───── Data lines

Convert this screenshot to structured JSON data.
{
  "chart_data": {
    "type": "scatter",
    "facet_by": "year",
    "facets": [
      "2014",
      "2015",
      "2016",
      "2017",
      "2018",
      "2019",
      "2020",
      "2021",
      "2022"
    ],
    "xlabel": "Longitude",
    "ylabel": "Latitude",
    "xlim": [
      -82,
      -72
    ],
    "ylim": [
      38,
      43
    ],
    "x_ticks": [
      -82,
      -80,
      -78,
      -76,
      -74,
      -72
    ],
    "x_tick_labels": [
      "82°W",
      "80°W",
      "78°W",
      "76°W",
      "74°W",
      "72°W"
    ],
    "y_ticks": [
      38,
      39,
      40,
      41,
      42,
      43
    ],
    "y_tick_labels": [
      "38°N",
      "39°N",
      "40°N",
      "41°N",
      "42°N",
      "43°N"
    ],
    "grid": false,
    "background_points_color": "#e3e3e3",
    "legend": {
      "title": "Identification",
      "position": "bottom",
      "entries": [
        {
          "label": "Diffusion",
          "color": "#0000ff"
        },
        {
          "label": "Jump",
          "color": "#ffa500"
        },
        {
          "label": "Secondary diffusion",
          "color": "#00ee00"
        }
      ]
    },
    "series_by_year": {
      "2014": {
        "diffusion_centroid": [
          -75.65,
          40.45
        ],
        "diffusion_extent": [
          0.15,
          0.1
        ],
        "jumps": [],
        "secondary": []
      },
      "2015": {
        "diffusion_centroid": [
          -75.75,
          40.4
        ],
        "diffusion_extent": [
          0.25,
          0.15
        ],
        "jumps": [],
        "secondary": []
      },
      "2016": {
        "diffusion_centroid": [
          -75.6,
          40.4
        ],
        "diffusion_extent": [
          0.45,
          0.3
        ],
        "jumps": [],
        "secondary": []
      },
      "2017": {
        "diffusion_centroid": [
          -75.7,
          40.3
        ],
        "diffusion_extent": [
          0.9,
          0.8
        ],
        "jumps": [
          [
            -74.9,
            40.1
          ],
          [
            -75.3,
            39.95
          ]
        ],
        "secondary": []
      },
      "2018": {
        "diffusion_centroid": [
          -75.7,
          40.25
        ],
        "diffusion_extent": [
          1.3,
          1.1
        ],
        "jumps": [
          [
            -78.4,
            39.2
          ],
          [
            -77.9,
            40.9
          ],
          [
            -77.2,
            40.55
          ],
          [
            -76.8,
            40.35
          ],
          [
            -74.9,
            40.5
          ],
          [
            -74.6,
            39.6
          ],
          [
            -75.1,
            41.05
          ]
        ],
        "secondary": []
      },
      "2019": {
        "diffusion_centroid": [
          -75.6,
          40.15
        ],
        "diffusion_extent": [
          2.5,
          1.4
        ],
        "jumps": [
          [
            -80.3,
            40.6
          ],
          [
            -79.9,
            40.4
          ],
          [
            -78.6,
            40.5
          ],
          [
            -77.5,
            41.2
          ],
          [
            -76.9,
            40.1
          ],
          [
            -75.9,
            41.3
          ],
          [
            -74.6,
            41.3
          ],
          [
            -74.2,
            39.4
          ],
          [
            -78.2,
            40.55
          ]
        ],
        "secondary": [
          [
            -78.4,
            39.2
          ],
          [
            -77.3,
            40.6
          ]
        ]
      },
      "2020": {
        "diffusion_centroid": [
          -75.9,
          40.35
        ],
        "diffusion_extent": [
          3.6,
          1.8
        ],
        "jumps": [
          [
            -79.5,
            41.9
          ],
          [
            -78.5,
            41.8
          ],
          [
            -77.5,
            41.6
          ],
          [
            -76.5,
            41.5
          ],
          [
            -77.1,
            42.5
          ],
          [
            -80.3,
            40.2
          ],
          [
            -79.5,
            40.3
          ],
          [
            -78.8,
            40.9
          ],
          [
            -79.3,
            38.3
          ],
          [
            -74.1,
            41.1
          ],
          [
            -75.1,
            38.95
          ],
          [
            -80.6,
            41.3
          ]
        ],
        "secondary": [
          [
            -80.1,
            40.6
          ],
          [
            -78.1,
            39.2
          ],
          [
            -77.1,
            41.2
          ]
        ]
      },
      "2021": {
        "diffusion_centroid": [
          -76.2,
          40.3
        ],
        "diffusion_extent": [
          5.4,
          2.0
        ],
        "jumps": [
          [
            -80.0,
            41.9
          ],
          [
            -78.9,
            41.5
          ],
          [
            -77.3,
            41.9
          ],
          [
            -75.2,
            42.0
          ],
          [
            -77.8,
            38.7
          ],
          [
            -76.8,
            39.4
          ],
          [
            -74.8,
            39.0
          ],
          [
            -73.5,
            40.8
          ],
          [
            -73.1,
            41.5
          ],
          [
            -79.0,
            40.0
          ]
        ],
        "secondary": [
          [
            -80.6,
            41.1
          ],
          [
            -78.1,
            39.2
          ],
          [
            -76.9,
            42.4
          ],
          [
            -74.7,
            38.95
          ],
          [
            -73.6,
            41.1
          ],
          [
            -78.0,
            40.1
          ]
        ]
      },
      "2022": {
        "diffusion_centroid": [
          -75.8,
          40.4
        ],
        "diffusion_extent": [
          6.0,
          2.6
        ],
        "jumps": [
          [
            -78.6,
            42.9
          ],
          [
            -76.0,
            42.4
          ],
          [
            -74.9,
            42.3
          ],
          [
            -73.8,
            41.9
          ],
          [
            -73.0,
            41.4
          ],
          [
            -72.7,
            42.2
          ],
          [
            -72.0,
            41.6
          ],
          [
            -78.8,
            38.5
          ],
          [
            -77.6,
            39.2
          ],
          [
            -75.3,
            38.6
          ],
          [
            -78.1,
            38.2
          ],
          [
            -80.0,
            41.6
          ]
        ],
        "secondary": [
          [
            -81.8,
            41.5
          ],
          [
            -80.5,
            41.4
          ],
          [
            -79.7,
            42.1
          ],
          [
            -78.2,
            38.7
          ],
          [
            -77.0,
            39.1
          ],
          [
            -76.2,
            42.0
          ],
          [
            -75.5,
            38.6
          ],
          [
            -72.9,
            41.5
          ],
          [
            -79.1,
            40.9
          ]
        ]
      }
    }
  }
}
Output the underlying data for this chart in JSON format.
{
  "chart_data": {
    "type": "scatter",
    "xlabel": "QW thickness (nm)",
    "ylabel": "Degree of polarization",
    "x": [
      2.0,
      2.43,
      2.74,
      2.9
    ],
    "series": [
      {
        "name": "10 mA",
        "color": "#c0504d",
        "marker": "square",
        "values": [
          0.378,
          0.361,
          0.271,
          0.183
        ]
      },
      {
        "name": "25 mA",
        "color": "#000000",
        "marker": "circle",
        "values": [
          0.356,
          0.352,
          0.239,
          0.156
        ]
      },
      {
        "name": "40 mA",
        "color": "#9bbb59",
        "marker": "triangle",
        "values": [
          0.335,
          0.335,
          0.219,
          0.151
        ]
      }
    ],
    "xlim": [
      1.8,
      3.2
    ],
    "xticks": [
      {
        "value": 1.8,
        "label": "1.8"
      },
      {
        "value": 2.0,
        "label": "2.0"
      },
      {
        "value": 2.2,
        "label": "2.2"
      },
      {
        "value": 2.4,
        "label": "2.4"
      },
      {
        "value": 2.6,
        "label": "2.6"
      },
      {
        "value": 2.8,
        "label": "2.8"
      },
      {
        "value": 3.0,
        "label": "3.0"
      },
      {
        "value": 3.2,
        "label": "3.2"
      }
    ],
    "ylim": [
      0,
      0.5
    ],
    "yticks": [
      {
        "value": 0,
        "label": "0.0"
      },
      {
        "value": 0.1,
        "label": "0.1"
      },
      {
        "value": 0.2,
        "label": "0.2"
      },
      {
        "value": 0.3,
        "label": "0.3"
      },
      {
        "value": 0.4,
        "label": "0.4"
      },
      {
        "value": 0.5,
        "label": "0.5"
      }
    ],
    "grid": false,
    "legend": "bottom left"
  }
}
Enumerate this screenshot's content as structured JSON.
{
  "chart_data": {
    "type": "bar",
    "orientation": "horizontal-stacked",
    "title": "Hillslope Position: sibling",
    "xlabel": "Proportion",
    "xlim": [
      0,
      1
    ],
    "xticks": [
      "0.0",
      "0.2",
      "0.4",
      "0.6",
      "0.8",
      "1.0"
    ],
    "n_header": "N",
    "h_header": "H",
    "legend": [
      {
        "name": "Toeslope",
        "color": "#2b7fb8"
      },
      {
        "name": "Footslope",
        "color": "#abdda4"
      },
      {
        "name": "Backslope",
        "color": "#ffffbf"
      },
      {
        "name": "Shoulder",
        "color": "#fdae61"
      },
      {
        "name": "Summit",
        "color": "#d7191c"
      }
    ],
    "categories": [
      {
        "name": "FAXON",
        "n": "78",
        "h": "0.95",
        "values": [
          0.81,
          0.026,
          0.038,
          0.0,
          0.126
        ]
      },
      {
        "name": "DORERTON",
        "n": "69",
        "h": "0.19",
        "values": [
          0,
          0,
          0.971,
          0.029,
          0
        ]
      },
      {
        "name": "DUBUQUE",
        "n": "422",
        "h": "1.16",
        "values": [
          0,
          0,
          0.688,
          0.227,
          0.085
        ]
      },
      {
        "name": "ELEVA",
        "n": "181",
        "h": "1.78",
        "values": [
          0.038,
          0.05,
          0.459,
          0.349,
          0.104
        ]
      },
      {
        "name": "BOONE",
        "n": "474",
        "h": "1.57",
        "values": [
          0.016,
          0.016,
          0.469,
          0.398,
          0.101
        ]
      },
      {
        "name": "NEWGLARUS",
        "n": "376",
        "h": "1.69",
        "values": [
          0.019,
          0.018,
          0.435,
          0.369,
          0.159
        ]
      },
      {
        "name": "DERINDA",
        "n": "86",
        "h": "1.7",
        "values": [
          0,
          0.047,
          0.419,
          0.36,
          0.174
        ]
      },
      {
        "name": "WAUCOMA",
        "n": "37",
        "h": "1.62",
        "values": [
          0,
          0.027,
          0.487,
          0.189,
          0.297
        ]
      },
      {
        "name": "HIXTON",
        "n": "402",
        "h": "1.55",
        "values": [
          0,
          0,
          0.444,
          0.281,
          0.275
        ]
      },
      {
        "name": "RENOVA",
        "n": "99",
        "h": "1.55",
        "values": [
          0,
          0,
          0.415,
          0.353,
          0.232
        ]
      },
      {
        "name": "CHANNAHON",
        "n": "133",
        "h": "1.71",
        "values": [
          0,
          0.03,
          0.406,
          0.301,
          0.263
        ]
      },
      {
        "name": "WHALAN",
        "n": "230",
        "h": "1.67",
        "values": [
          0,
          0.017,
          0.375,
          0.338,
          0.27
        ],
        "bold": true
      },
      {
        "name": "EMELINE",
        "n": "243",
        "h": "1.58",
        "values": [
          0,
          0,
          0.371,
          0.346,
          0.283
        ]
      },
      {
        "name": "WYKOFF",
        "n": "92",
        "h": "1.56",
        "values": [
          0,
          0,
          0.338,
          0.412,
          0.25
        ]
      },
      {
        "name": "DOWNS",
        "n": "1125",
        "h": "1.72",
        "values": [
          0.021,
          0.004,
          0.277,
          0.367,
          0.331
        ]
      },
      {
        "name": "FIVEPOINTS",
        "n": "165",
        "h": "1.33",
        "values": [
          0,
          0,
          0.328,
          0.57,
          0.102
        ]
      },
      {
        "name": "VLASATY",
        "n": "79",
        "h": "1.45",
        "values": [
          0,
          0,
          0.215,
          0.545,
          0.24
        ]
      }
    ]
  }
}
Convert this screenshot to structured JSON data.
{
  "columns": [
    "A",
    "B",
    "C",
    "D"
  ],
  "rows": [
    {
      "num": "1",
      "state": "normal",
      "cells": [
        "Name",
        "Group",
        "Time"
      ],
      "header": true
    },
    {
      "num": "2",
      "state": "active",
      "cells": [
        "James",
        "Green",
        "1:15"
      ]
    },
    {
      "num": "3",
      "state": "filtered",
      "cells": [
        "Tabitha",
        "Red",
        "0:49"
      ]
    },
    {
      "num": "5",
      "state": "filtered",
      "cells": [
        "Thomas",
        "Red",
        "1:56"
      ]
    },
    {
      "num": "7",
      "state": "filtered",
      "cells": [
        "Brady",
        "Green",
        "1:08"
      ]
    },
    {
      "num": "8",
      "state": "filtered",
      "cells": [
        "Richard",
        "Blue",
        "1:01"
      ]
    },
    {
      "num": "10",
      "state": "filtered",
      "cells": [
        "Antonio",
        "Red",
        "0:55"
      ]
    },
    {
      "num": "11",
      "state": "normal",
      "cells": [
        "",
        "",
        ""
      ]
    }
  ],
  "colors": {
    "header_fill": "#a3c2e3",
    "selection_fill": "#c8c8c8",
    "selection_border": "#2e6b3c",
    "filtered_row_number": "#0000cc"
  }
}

──────────

### [Required task]
Give a single number: the count of lines above that include the word "xlabel".

### [Reply]
3